- Task data:
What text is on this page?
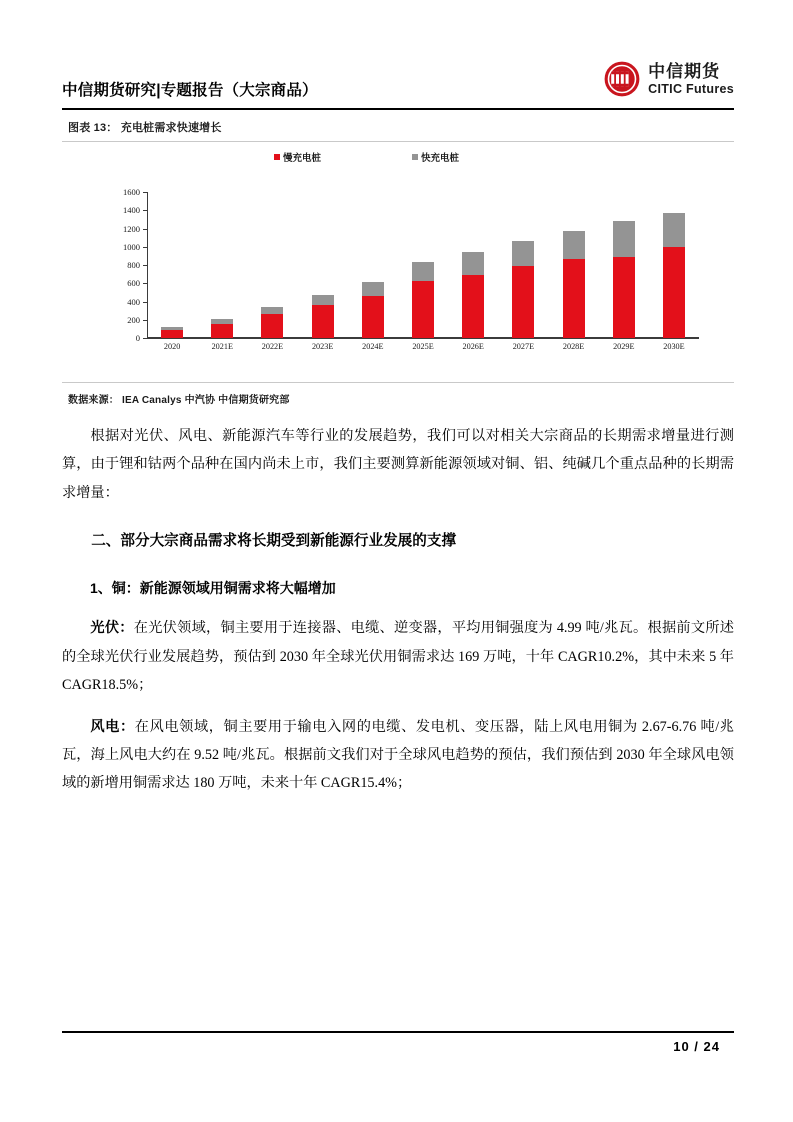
中信期货研究|专题报告（大宗商品）
中信期货
CITIC Futures
图表 13： 充电桩需求快速增长
慢充电桩	快充电桩
0
200
400
600
800
1000
1200
1400
1600
2020	2021E	2022E	2023E	2024E	2025E	2026E	2027E	2028E	2029E	2030E
数据来源： IEA Canalys 中汽协 中信期货研究部

根据对光伏、风电、新能源汽车等行业的发展趋势，我们可以对相关大宗商品的长期需求增量进行测算，由于锂和钴两个品种在国内尚未上市，我们主要测算新能源领域对铜、铝、纯碱几个重点品种的长期需求增量：

二、部分大宗商品需求将长期受到新能源行业发展的支撑
1、铜：新能源领域用铜需求将大幅增加

光伏：在光伏领域，铜主要用于连接器、电缆、逆变器，平均用铜强度为 4.99 吨/兆瓦。根据前文所述的全球光伏行业发展趋势，预估到 2030 年全球光伏用铜需求达 169 万吨，十年 CAGR10.2%，其中未来 5 年 CAGR18.5%；

风电：在风电领域，铜主要用于输电入网的电缆、发电机、变压器，陆上风电用铜为 2.67-6.76 吨/兆瓦，海上风电大约在 9.52 吨/兆瓦。根据前文我们对于全球风电趋势的预估，我们预估到 2030 年全球风电领域的新增用铜需求达 180 万吨，未来十年 CAGR15.4%；

10 / 24
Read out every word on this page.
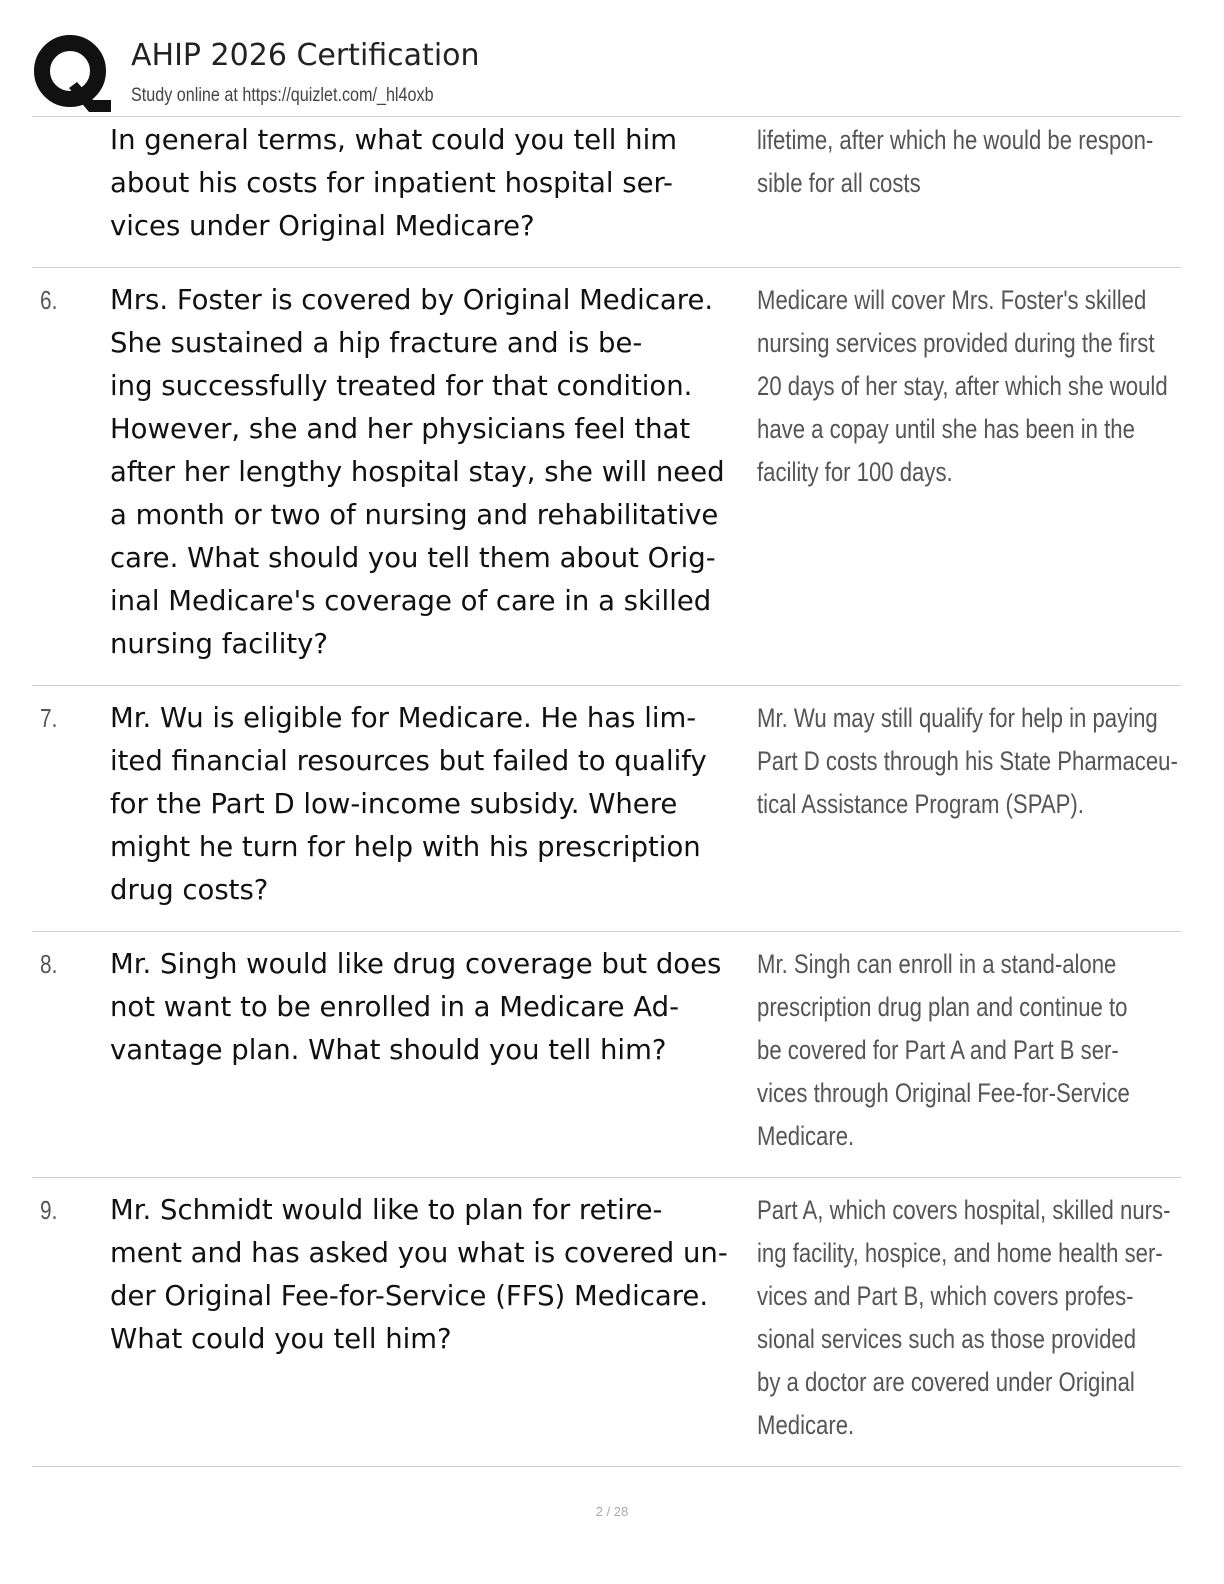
AHIP 2026 Certification
Study online at https://quizlet.com/_hl4oxb
In general terms, what could you tell him
about his costs for inpatient hospital ser-
vices under Original Medicare?
lifetime, after which he would be respon-
sible for all costs
6. Mrs. Foster is covered by Original Medicare.
She sustained a hip fracture and is be-
ing successfully treated for that condition.
However, she and her physicians feel that
after her lengthy hospital stay, she will need
a month or two of nursing and rehabilitative
care. What should you tell them about Orig-
inal Medicare's coverage of care in a skilled
nursing facility?
Medicare will cover Mrs. Foster's skilled
nursing services provided during the first
20 days of her stay, after which she would
have a copay until she has been in the
facility for 100 days.
7. Mr. Wu is eligible for Medicare. He has lim-
ited financial resources but failed to qualify
for the Part D low-income subsidy. Where
might he turn for help with his prescription
drug costs?
Mr. Wu may still qualify for help in paying
Part D costs through his State Pharmaceu-
tical Assistance Program (SPAP).
8. Mr. Singh would like drug coverage but does
not want to be enrolled in a Medicare Ad-
vantage plan. What should you tell him?
Mr. Singh can enroll in a stand-alone
prescription drug plan and continue to
be covered for Part A and Part B ser-
vices through Original Fee-for-Service
Medicare.
9. Mr. Schmidt would like to plan for retire-
ment and has asked you what is covered un-
der Original Fee-for-Service (FFS) Medicare.
What could you tell him?
Part A, which covers hospital, skilled nurs-
ing facility, hospice, and home health ser-
vices and Part B, which covers profes-
sional services such as those provided
by a doctor are covered under Original
Medicare.
2 / 28
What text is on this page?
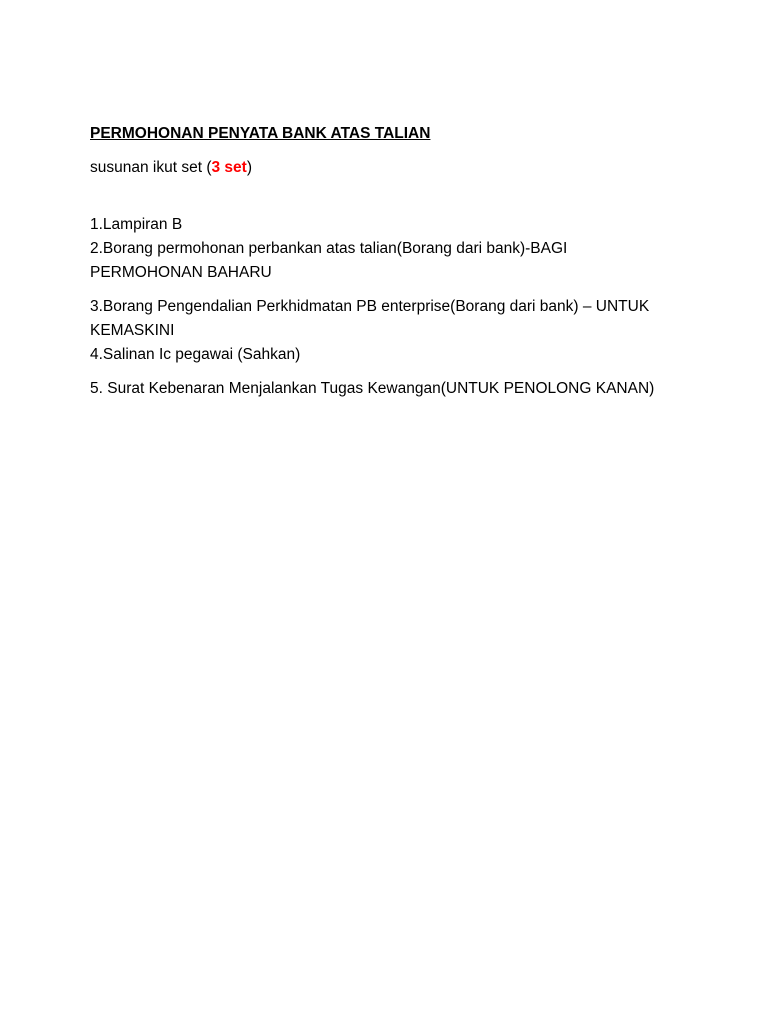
PERMOHONAN PENYATA BANK ATAS TALIAN
susunan ikut set (3 set)
1.Lampiran B
2.Borang permohonan perbankan atas talian(Borang dari bank)-BAGI
PERMOHONAN BAHARU
3.Borang Pengendalian Perkhidmatan PB enterprise(Borang dari bank) – UNTUK
KEMASKINI
4.Salinan Ic pegawai (Sahkan)
5. Surat Kebenaran Menjalankan Tugas Kewangan(UNTUK PENOLONG KANAN)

- To do: Copy all lines of the listing above that contain the string "could".

- Exercise answer:
In general terms, what could you tell him
What could you tell him?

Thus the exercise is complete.